**Task material**
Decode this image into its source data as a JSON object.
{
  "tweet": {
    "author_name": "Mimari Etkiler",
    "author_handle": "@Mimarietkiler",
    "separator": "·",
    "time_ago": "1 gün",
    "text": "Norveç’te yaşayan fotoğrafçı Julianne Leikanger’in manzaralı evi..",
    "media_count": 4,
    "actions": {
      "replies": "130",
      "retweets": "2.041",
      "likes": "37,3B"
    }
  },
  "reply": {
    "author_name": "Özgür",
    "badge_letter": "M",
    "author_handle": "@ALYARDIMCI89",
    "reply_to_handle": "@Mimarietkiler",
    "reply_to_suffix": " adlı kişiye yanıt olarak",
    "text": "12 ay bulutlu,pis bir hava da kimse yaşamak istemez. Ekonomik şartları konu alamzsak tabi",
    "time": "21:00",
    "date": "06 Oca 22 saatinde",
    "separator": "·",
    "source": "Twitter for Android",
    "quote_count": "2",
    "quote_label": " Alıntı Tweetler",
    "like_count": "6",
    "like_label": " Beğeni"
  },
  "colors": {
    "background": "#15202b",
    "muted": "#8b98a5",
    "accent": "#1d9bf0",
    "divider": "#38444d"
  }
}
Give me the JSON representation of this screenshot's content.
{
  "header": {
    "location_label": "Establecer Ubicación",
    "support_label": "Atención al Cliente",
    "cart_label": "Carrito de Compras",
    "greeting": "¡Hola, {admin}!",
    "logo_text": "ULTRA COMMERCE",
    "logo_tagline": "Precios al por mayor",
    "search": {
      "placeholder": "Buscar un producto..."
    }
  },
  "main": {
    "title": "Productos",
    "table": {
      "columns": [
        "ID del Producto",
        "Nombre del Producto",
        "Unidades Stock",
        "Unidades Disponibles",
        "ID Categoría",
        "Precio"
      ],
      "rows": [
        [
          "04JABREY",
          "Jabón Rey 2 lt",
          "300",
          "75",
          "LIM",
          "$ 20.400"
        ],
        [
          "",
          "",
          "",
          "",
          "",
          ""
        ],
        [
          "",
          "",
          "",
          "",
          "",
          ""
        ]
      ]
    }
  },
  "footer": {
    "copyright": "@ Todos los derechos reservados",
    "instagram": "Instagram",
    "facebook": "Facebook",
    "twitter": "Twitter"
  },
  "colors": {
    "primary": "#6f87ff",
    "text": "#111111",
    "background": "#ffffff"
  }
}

**What you will do**
Every entry should be output exactly as written, please.

**Task result**
Decode this image into its source data as a JSON object.
{
  "tweet": {
    "author_name": "Mimari Etkiler",
    "author_handle": "@Mimarietkiler",
    "separator": "·",
    "time_ago": "1 gün",
    "text": "Norveç’te yaşayan fotoğrafçı Julianne Leikanger’in manzaralı evi..",
    "media_count": 4,
    "actions": {
      "replies": "130",
      "retweets": "2.041",
      "likes": "37,3B"
    }
  },
  "reply": {
    "author_name": "Özgür",
    "badge_letter": "M",
    "author_handle": "@ALYARDIMCI89",
    "reply_to_handle": "@Mimarietkiler",
    "reply_to_suffix": " adlı kişiye yanıt olarak",
    "text": "12 ay bulutlu,pis bir hava da kimse yaşamak istemez. Ekonomik şartları konu alamzsak tabi",
    "time": "21:00",
    "date": "06 Oca 22 saatinde",
    "separator": "·",
    "source": "Twitter for Android",
    "quote_count": "2",
    "quote_label": " Alıntı Tweetler",
    "like_count": "6",
    "like_label": " Beğeni"
  },
  "colors": {
    "background": "#15202b",
    "muted": "#8b98a5",
    "accent": "#1d9bf0",
    "divider": "#38444d"
  }
}
Give me the JSON representation of this screenshot's content.
{
  "header": {
    "location_label": "Establecer Ubicación",
    "support_label": "Atención al Cliente",
    "cart_label": "Carrito de Compras",
    "greeting": "¡Hola, {admin}!",
    "logo_text": "ULTRA COMMERCE",
    "logo_tagline": "Precios al por mayor",
    "search": {
      "placeholder": "Buscar un producto..."
    }
  },
  "main": {
    "title": "Productos",
    "table": {
      "columns": [
        "ID del Producto",
        "Nombre del Producto",
        "Unidades Stock",
        "Unidades Disponibles",
        "ID Categoría",
        "Precio"
      ],
      "rows": [
        [
          "04JABREY",
          "Jabón Rey 2 lt",
          "300",
          "75",
          "LIM",
          "$ 20.400"
        ],
        [
          "",
          "",
          "",
          "",
          "",
          ""
        ],
        [
          "",
          "",
          "",
          "",
          "",
          ""
        ]
      ]
    }
  },
  "footer": {
    "copyright": "@ Todos los derechos reservados",
    "instagram": "Instagram",
    "facebook": "Facebook",
    "twitter": "Twitter"
  },
  "colors": {
    "primary": "#6f87ff",
    "text": "#111111",
    "background": "#ffffff"
  }
}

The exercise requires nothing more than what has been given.